Dataset extract
↓

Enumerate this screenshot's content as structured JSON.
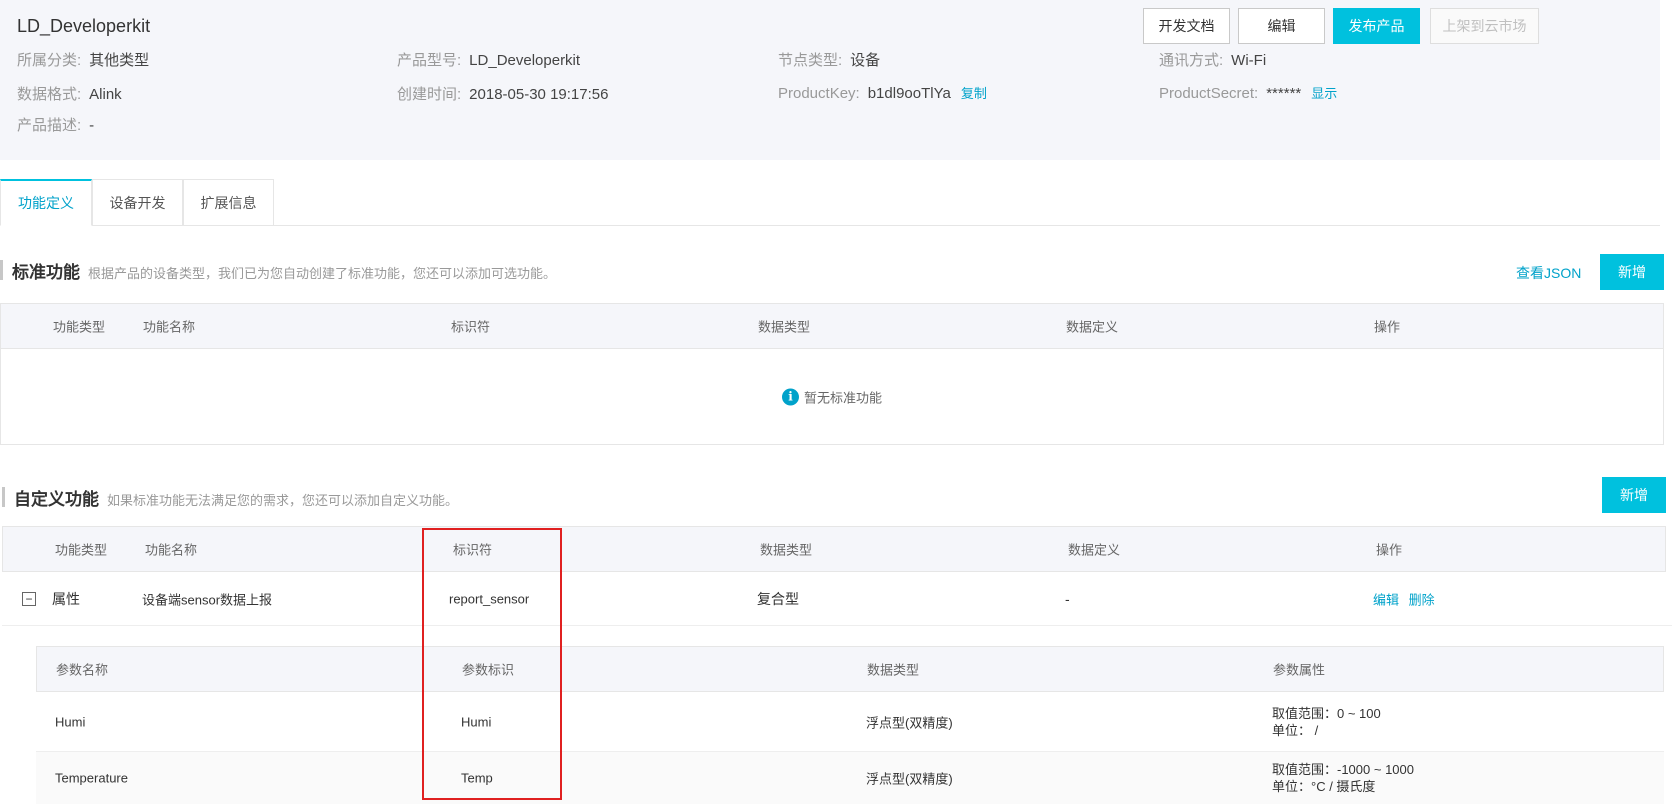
{
  "product": {
    "title": "LD_Developerkit",
    "category_label": "所属分类:",
    "category_value": "其他类型",
    "model_label": "产品型号:",
    "model_value": "LD_Developerkit",
    "node_label": "节点类型:",
    "node_value": "设备",
    "comm_label": "通讯方式:",
    "comm_value": "Wi-Fi",
    "format_label": "数据格式:",
    "format_value": "Alink",
    "created_label": "创建时间:",
    "created_value": "2018-05-30 19:17:56",
    "key_label": "ProductKey:",
    "key_value": "b1dl9ooTlYa",
    "key_copy": "复制",
    "secret_label": "ProductSecret:",
    "secret_value": "******",
    "secret_show": "显示",
    "desc_label": "产品描述:",
    "desc_value": "-"
  },
  "header_buttons": {
    "docs": "开发文档",
    "edit": "编辑",
    "publish": "发布产品",
    "market": "上架到云市场"
  },
  "tabs": [
    "功能定义",
    "设备开发",
    "扩展信息"
  ],
  "standard": {
    "title": "标准功能",
    "desc": "根据产品的设备类型，我们已为您自动创建了标准功能，您还可以添加可选功能。",
    "view_json": "查看JSON",
    "add": "新增",
    "columns": [
      "功能类型",
      "功能名称",
      "标识符",
      "数据类型",
      "数据定义",
      "操作"
    ],
    "empty": "暂无标准功能"
  },
  "custom": {
    "title": "自定义功能",
    "desc": "如果标准功能无法满足您的需求，您还可以添加自定义功能。",
    "add": "新增",
    "columns": [
      "功能类型",
      "功能名称",
      "标识符",
      "数据类型",
      "数据定义",
      "操作"
    ],
    "row": {
      "type": "属性",
      "name": "设备端sensor数据上报",
      "identifier": "report_sensor",
      "data_type": "复合型",
      "definition": "-",
      "edit": "编辑",
      "delete": "删除"
    },
    "sub_columns": [
      "参数名称",
      "参数标识",
      "数据类型",
      "参数属性"
    ],
    "sub_rows": [
      {
        "name": "Humi",
        "id": "Humi",
        "type": "浮点型(双精度)",
        "range": "取值范围：0 ~ 100",
        "unit": "单位： /"
      },
      {
        "name": "Temperature",
        "id": "Temp",
        "type": "浮点型(双精度)",
        "range": "取值范围：-1000 ~ 1000",
        "unit": "单位：°C / 摄氏度"
      }
    ]
  },
  "colors": {
    "accent": "#00c1de",
    "link": "#00a2ca",
    "highlight": "#e02020"
  }
}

↑

Directive
Find the lines that include the string "取值范围", then copy each of them.

Full answer
        "range": "取值范围：0 ~ 100",
        "range": "取值范围：-1000 ~ 1000",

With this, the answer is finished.